Exercice - D'après le texte sur la croissance des forces productives depuis 1938, par combien le PIB de la France a-t-il été multiplié ?

Revenons à la question de départ : les forces productives se sont-elles accru depuis 1938 ? Il me semble que sauf à violer tout à la fois la réalité, le bon sens commun et toutes les statistiques, on ne peut répondre que par l'affirmative.
Evidemment, cette croissance a été plus forte dans les pays impérialistes que dans les pays colonisés. Evidemment, les statistiques peuvent contenir une marge d'erreur. Mais aux Etats-Unis, les chiffres indiquent une multiplication du PIB par un peu plus de 8,5, en France par près de 7 depuis 1938. Pour une illusion d'optique, cela fait tout de même beaucoup.
Au passage, le constat que faisait alors Trotsky s'explique très bien par le contexte de l'époque : guerre mondiale, croissance douteuse des années 1920, crise catastrophique des années 1930, et nouvelle guerre mondiale à venir.
Trotsky pensait que le plus probable était que le capitalisme était devenu incapable de connaitre désormais autre chose que la stagnation, voire la décadence.
La suite a infirmé ce constat, au moins pour un temps. Mais cela n'invalide pas davantage les raisonnements de Trotsky que les "erreurs" de Marx ou de Lénine sur la proximité de la révolution prolétarienne mondiale n'invalident le socialisme scientifique.

Données fournies -

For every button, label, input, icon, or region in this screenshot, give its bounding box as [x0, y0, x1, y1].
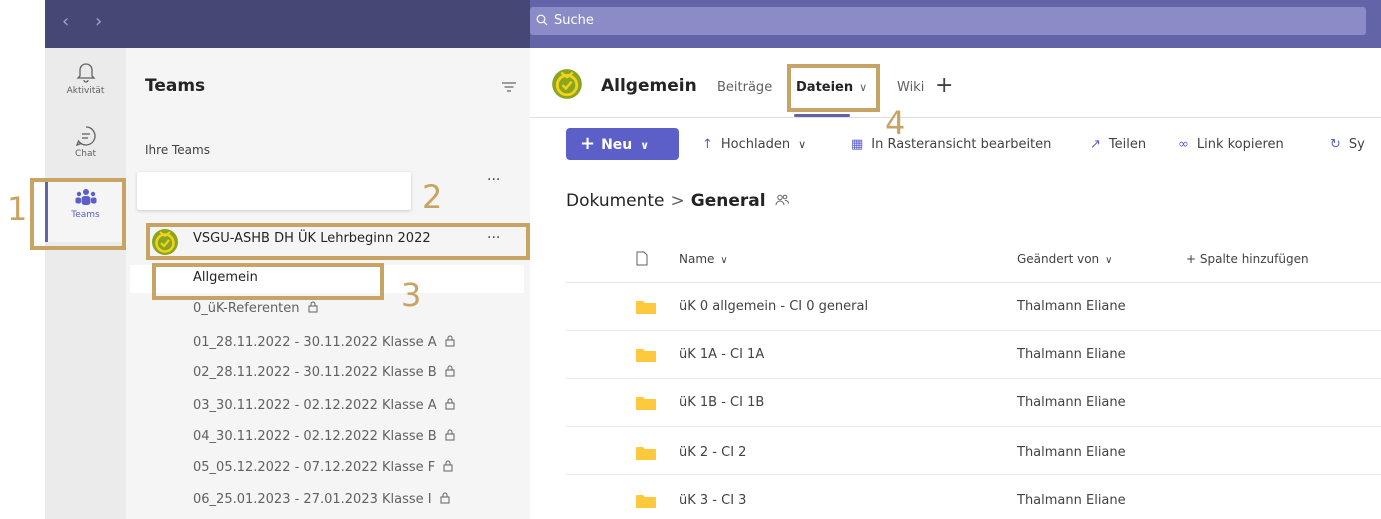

Réponse complète - Par près de 7 depuis 1938.